It was also reported that with the Chinese Weiqi Association, the Korean Baduk Association, and the Nihon Kiin all lending substantial financial support, the IGF’s financial position has improved markedly, giving it more resources to use for the spread of go, and that further progress is imminent. The International Mind Sports Association (IMSA), of which the IGF is a member, has made a contract with Mind Sports Partners, an offshoot of the West Nally organization that has done so much to put football (soccer) on a sound financial basis. This contract should lead to the development of additional sponsorship for mind sports, which will generate additional income for IMSA and the IGF.
The topic of doping tests was discussed. Although these tests went smoothly at the World Amateur Go Championship in Hangzhou last year, the Japanese Anti-Doping Agency has strict requirements regarding medical standards and organization which could not be met in time for the World Amateur Go Championship this year, so the planned tests were scrapped. This announcement was met wth mild applause. The IGF will set up a committee of doctors and anti-doping experts from China, Europe, Japan, and Korea, with new IGF director Martin Finke participating, so that it can comply with requirements of the World Anti-Doping Association (WADA). The question of just what substances a paerson could use to improve his performance on the go board was raised from the floor. The answer was that the same question had been put to WADA, with a request for exemption of go events from anti-doping tests. Pending a decision to be handed down in 2013, WADA had advised the IGF to follow the example of chess, in which anti-doping tests are carried out just before a tournament starts but are not required further in advance.

[Information given]
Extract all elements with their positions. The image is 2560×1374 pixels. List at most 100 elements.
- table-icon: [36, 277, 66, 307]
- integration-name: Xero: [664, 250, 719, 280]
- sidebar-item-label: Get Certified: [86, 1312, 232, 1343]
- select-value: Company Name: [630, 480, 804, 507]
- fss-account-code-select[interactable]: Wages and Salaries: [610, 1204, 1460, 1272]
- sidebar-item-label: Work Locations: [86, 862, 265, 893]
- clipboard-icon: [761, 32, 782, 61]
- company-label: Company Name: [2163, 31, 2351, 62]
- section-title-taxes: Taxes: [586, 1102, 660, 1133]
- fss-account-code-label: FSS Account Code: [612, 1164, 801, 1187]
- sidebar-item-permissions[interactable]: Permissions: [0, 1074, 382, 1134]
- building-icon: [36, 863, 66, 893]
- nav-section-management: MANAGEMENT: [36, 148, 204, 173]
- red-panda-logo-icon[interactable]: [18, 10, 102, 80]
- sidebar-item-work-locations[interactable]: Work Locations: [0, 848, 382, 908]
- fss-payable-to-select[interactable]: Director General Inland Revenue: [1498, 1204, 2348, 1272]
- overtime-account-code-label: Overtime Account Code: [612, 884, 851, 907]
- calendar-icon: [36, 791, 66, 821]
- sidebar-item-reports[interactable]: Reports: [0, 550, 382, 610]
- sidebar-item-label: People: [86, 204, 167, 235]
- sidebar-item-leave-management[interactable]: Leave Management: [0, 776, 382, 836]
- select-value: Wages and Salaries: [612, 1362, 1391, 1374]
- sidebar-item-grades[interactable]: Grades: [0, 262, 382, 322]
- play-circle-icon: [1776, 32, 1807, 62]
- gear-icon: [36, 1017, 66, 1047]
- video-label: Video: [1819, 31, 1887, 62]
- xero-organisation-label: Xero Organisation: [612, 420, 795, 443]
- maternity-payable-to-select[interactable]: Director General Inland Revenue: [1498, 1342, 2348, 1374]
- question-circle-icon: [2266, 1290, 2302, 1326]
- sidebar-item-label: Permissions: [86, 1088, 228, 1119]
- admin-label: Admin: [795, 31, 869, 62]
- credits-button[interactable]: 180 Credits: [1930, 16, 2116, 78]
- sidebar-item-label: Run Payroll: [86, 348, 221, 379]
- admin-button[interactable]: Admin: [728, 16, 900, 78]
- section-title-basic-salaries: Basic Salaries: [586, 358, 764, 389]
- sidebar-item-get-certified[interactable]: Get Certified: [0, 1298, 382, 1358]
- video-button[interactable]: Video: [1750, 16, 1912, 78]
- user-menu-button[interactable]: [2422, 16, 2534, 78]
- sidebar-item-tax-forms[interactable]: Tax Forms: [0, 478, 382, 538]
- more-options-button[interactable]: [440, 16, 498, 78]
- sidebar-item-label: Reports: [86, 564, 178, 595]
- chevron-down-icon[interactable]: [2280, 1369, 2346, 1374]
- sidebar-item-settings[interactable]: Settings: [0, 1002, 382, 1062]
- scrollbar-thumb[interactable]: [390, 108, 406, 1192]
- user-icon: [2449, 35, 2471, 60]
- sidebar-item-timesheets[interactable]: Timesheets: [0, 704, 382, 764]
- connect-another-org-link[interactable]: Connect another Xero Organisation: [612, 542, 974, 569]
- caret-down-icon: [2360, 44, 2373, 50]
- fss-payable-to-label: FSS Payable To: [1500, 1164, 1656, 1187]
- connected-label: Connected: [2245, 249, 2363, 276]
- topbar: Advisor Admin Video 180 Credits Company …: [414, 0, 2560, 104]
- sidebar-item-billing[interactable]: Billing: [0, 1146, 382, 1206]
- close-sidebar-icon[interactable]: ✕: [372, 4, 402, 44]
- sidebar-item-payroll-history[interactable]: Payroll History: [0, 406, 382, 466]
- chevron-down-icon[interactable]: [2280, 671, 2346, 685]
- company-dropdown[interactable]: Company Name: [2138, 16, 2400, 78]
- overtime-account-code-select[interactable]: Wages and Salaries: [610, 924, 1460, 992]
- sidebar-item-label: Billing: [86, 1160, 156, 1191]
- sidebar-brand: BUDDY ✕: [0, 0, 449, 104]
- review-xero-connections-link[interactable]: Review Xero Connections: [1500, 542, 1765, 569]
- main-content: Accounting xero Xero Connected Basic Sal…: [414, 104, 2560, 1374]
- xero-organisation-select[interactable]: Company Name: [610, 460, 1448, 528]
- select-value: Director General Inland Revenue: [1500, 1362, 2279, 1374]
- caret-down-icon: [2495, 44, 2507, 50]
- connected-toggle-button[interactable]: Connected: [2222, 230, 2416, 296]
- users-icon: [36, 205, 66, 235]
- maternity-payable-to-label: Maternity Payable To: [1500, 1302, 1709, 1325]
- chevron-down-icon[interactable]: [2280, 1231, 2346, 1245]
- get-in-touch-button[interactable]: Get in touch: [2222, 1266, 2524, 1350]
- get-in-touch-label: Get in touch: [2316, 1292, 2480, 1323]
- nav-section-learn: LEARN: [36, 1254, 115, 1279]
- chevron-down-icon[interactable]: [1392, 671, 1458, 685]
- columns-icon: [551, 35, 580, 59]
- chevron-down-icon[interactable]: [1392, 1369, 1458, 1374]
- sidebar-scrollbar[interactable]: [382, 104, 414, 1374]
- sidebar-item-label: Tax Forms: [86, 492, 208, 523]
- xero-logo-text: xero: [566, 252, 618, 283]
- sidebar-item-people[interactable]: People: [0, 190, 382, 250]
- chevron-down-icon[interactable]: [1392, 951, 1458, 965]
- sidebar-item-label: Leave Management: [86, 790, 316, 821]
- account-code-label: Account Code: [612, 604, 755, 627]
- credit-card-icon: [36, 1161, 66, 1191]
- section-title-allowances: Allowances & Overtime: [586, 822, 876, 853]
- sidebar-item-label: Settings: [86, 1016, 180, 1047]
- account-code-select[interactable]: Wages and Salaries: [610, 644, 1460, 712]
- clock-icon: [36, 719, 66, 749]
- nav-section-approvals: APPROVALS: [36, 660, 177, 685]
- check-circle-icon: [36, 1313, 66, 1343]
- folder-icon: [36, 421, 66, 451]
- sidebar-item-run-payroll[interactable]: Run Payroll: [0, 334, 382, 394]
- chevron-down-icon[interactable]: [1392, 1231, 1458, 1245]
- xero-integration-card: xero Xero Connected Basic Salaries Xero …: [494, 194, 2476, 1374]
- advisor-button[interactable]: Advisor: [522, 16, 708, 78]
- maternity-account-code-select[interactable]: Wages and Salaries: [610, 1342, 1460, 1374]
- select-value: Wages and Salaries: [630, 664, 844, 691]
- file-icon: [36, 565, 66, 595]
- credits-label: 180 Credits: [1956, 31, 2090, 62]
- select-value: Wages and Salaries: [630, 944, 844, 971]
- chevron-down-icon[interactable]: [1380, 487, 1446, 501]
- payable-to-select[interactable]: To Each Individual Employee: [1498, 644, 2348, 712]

[Tasks to carry out]
1: For each statement, say yes or no depending on whether it agrees with the IGF report, and quote the words that decide it.
(a) Doping tests were held at this year's World Amateur Go Championship.
(b) Mind Sports Partners is an offshoot of the West Nally organization.
(c) A WADA decision on the matter is expected in 2013.
2: List every place named in the IGF report as a source of the doctors and anti-doping experts on the new committee.
3: Please carry on the IGF report, beginning after its last sentence.
The listing has nothing to do with the IGF report.

[Results of the tasks]
1:
(a) No: "so the planned tests were scrapped."
(b) Yes: "Mind Sports Partners, an offshoot of the West Nally organization"
(c) Yes: "Pending a decision to be handed down in 2013"

2: China, Europe, Japan, Korea

3:
These reports were followed by a plea from Mr Kyung-Moo Heo of the Korean Baduk Association for signatures on a petition to have go included in the list of events in the Incheon Asian Games next year. The Korean delegation is hoping to collect a million signatures from Korean go players and fans. The meeting ended with an address by Chizu Kobayashi (Nihon Kiin director in charge of overseas affairs), who praised the local organizers in Matsue for their unprecedented level of support, thanked the particiapnts for their cooperation, and gave them a brief introduction to some local tales from Japanese mythology.